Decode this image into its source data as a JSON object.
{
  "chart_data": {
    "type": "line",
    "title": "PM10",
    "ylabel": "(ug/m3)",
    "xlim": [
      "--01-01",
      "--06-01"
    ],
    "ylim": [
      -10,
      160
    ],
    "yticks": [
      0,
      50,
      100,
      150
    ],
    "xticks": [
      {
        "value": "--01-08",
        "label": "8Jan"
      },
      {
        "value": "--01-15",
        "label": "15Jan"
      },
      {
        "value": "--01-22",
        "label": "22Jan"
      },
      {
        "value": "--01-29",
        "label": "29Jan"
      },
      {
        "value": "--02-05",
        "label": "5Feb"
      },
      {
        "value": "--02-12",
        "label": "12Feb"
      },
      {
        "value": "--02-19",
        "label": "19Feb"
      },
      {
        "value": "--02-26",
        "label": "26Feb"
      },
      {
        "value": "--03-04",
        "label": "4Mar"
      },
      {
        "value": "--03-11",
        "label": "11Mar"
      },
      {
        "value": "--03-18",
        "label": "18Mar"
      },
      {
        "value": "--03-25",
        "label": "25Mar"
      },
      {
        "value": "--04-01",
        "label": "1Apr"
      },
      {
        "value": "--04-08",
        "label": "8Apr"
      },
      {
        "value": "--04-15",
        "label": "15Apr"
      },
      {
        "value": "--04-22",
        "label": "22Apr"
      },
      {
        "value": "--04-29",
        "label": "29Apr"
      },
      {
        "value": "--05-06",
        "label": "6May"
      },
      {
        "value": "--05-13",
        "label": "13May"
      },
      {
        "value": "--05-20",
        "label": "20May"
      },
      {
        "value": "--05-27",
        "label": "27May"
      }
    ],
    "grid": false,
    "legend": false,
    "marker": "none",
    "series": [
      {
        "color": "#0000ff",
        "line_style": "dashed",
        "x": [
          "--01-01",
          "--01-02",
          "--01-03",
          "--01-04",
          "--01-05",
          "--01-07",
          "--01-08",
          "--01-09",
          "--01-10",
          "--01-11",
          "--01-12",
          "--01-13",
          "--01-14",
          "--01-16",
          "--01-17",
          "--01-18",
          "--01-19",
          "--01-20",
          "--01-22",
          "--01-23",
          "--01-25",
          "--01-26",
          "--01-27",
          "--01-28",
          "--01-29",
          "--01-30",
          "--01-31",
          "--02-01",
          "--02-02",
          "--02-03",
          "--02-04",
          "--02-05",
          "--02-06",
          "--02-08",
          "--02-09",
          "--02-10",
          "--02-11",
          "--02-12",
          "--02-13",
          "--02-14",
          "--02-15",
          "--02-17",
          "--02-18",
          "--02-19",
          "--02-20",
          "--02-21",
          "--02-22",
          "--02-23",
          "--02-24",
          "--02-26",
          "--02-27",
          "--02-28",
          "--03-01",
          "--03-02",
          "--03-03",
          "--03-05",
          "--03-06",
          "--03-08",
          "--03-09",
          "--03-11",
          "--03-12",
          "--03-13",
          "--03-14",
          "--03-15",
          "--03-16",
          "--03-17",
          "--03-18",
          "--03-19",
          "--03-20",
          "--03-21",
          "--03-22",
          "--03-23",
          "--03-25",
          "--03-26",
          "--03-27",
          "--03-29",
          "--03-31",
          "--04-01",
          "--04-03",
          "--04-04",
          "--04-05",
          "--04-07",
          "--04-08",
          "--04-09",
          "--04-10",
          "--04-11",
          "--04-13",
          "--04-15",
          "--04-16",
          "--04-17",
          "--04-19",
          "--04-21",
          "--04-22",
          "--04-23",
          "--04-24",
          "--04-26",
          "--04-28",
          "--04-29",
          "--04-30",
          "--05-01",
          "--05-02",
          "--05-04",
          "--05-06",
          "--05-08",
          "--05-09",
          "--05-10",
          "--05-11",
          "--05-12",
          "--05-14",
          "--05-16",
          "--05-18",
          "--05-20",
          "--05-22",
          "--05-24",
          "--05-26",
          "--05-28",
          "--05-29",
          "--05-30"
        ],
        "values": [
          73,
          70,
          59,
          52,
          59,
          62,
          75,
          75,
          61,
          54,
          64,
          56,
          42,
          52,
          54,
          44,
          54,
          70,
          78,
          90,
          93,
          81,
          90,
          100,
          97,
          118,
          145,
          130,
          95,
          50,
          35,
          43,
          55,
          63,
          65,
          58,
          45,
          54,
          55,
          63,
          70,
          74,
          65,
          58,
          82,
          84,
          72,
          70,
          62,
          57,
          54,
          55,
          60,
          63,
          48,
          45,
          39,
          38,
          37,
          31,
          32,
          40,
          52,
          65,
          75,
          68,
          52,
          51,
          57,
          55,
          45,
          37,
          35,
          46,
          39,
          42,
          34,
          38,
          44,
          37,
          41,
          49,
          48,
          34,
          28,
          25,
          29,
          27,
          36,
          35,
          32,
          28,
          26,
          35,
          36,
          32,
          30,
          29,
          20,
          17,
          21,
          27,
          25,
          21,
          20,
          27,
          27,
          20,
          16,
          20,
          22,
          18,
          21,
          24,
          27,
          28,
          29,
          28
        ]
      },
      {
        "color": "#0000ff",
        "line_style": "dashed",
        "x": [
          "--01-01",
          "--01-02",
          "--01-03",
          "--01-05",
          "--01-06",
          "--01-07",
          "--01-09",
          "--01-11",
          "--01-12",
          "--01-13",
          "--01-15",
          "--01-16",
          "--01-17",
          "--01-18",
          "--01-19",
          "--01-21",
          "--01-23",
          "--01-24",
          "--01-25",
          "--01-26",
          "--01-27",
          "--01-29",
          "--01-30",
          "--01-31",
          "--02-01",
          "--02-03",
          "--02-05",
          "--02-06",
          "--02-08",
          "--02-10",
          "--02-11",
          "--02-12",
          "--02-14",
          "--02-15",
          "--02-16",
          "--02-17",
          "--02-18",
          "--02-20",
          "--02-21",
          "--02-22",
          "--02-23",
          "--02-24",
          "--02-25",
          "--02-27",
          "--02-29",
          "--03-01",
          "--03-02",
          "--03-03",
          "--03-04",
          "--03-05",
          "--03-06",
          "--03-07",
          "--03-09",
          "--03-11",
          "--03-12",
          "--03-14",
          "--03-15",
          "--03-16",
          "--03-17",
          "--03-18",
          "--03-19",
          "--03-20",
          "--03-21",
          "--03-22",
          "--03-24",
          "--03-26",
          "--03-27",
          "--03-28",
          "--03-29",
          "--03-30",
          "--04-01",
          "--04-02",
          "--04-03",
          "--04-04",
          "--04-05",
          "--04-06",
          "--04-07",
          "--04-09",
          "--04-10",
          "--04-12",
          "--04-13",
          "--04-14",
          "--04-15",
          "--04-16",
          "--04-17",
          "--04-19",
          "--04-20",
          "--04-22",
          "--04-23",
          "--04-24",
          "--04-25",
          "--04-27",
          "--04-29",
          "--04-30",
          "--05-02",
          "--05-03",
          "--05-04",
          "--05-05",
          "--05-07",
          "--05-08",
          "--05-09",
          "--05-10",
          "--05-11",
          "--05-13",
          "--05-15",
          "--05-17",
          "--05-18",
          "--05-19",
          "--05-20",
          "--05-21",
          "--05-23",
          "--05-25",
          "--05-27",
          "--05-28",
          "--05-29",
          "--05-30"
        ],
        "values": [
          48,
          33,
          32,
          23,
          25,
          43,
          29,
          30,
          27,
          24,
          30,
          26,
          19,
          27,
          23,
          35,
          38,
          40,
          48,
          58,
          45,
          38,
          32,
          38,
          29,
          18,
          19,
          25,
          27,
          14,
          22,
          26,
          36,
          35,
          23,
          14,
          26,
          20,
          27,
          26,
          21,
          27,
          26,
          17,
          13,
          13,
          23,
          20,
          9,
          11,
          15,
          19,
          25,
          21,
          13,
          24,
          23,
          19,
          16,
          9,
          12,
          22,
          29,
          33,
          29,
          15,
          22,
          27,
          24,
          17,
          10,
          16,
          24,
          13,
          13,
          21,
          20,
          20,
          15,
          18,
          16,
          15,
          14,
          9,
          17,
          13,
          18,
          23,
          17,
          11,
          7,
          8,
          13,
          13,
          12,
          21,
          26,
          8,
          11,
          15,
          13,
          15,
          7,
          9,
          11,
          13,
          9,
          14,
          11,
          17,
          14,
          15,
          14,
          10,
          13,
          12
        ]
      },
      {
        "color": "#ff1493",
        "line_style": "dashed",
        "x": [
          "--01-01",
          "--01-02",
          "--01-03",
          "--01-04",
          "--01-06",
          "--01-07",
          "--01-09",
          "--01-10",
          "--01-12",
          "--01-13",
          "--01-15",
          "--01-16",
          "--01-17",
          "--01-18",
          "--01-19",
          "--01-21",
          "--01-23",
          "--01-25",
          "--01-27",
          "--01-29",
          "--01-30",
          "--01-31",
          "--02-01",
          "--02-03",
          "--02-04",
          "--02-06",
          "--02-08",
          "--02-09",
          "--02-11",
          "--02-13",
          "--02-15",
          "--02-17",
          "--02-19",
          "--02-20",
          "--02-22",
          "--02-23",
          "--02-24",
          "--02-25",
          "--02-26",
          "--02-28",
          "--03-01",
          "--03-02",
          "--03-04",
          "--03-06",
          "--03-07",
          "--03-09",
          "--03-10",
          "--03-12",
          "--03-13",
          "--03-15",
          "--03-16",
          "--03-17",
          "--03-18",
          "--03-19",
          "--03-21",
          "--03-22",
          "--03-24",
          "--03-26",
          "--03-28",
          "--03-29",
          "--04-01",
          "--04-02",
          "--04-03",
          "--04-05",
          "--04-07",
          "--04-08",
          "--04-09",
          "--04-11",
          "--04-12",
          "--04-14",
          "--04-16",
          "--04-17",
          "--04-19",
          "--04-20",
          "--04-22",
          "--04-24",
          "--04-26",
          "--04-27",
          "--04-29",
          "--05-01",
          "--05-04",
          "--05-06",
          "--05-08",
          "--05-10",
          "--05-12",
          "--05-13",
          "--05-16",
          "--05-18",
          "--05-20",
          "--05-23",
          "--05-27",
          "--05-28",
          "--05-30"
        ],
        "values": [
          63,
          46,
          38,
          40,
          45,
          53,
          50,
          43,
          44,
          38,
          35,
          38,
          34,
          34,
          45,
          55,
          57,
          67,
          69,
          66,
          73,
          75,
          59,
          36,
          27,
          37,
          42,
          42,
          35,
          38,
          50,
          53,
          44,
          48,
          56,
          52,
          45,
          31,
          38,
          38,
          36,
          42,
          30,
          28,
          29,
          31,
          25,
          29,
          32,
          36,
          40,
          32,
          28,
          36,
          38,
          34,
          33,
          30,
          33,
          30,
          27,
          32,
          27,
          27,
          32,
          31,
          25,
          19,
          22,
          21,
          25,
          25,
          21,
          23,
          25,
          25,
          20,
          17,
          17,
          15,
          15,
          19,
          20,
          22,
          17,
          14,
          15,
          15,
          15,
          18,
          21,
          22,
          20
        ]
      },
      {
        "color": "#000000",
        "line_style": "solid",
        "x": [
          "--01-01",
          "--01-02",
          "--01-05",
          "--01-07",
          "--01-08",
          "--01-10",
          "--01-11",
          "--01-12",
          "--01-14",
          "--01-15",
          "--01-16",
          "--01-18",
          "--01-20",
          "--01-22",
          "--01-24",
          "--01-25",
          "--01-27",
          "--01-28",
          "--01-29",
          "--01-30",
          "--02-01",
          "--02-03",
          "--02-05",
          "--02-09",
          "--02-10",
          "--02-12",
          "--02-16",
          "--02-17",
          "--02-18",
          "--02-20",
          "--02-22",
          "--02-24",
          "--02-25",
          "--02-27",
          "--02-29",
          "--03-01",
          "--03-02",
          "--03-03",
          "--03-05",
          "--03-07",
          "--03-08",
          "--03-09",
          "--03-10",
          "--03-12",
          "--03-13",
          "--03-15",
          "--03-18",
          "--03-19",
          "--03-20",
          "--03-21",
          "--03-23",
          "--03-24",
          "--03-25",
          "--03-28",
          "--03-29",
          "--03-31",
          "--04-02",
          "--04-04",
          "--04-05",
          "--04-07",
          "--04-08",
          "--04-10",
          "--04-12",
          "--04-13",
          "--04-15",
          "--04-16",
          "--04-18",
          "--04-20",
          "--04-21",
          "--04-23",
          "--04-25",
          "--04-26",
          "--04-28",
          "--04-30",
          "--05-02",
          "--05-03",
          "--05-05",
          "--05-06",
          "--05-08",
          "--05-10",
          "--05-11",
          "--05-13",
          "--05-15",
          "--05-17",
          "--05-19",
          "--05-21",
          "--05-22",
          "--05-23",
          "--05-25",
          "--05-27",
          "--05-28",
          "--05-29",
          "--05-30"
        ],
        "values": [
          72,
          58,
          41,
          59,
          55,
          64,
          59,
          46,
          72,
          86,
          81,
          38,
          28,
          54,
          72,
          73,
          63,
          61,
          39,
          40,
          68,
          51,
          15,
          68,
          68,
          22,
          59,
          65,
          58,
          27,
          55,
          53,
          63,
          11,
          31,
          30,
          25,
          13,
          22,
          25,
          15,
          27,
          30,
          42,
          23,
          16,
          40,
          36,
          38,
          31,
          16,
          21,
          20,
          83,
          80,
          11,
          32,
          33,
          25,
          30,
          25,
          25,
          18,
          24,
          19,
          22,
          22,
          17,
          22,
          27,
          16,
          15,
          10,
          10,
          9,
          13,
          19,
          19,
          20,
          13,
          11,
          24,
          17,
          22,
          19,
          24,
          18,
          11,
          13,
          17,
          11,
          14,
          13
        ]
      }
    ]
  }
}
==================================================
WHAT YOU ARE ASKED TO DO →
From the data above, copy each line where the string "color" appears.

EXPECTED OUTPUT →
        "color": "#0000ff",
        "color": "#0000ff",
        "color": "#ff1493",
        "color": "#000000",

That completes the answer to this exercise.